**** Task data
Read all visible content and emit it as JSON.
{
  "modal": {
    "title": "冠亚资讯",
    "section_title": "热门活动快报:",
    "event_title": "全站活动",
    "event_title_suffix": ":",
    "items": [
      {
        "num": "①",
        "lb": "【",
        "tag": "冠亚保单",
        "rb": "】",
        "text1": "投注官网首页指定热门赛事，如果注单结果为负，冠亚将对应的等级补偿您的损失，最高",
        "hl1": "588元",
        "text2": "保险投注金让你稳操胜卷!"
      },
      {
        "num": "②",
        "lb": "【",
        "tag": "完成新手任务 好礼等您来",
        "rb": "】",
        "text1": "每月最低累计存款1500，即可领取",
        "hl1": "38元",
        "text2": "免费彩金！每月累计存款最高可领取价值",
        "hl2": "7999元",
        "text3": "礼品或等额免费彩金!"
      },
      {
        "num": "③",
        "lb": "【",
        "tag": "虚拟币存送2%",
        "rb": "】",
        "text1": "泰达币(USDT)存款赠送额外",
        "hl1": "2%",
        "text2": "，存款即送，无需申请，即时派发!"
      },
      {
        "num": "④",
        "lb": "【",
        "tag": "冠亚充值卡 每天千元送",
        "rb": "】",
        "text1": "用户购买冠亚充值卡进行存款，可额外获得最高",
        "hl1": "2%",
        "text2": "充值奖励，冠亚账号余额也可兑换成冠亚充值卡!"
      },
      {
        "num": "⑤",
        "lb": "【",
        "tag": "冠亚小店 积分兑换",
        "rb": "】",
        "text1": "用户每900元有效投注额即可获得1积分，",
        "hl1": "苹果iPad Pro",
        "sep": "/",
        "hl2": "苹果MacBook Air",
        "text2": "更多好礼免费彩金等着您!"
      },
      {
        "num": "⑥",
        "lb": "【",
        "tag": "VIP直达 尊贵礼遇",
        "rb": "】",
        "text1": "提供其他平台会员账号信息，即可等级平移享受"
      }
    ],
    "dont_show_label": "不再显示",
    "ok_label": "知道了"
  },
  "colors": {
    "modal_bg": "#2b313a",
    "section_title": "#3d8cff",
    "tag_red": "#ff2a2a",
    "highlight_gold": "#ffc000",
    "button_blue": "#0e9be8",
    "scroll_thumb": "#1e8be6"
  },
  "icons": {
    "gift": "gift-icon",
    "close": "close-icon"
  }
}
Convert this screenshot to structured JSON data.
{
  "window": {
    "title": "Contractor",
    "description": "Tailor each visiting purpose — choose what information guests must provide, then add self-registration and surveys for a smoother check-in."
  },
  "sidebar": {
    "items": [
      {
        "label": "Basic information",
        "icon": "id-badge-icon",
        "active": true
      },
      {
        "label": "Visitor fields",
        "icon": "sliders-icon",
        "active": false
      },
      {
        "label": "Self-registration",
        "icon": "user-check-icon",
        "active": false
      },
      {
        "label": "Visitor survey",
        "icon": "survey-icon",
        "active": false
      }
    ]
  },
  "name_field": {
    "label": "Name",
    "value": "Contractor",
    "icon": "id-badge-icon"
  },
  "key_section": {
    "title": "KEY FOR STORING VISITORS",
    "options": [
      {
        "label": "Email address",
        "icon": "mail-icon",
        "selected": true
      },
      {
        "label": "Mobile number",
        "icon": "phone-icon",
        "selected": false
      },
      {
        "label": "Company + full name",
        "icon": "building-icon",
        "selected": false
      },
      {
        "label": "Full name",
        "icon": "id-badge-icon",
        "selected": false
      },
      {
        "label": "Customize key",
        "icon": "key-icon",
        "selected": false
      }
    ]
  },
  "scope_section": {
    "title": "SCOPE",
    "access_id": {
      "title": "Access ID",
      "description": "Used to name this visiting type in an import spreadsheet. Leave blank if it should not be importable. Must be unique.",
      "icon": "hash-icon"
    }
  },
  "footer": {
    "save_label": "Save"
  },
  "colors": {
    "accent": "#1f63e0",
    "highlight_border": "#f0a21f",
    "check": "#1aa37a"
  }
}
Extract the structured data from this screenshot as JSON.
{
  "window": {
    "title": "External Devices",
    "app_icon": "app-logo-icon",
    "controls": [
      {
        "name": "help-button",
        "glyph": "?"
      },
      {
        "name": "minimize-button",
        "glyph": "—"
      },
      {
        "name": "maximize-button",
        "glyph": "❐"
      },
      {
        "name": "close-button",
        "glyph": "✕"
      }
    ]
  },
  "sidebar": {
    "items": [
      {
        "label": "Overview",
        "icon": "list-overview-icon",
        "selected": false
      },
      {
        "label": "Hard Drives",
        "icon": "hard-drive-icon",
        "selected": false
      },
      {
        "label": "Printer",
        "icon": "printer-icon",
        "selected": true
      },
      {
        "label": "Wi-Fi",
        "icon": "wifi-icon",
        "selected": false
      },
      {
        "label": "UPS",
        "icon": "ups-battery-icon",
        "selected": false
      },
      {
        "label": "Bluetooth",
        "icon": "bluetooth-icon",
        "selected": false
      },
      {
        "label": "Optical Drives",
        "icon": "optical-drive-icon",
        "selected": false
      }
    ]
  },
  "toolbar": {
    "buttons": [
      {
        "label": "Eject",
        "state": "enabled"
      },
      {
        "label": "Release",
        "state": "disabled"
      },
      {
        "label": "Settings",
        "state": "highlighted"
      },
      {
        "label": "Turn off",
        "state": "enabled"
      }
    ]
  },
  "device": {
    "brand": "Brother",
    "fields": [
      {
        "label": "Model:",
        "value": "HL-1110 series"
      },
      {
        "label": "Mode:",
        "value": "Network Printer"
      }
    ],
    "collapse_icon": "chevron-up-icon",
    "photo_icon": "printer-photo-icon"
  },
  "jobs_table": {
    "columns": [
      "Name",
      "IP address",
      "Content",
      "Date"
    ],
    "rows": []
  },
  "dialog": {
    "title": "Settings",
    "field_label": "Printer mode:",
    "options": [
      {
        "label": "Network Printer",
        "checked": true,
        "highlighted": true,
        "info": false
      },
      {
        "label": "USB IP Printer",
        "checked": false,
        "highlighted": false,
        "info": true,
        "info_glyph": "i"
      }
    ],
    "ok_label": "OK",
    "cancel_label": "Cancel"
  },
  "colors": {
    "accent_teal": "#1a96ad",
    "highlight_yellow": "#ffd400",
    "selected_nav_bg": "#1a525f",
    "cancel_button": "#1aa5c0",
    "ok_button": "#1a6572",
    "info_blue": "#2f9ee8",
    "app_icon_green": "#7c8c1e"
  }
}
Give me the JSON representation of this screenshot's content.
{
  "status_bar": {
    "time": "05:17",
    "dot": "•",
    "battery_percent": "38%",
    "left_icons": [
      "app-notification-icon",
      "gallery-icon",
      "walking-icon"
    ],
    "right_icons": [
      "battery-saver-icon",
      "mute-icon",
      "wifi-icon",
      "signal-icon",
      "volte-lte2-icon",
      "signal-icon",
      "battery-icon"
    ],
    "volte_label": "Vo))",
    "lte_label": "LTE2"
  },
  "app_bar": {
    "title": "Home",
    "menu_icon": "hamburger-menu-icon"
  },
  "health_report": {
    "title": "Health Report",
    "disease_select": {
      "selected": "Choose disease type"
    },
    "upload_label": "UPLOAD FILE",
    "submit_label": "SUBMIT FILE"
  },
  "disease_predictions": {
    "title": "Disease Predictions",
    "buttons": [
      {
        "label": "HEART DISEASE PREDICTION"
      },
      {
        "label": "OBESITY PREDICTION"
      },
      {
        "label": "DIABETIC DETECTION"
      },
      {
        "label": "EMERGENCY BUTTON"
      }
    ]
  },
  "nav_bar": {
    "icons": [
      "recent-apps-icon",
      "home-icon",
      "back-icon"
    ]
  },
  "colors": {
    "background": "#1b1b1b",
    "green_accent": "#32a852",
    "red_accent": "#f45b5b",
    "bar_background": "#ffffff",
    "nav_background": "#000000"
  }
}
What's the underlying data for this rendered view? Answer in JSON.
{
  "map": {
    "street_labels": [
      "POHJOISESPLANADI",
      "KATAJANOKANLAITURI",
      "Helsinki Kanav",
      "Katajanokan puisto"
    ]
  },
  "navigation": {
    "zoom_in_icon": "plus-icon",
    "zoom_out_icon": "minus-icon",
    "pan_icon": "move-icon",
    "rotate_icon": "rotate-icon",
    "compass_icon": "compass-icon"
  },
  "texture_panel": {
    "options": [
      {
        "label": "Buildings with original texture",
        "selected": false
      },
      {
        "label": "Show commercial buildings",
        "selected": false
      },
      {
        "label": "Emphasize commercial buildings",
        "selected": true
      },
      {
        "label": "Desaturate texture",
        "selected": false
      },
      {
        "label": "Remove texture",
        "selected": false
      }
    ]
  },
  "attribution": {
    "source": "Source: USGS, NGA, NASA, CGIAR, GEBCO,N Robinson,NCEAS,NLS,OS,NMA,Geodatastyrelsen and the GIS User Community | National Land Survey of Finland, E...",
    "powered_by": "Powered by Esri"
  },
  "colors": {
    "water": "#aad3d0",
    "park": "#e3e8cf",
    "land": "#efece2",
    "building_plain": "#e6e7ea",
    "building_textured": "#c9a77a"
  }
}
********
• **To do**:
List each line holding the string "commercial".

• **Solution to the exercise**:
        "label": "Show commercial buildings",
        "label": "Emphasize commercial buildings",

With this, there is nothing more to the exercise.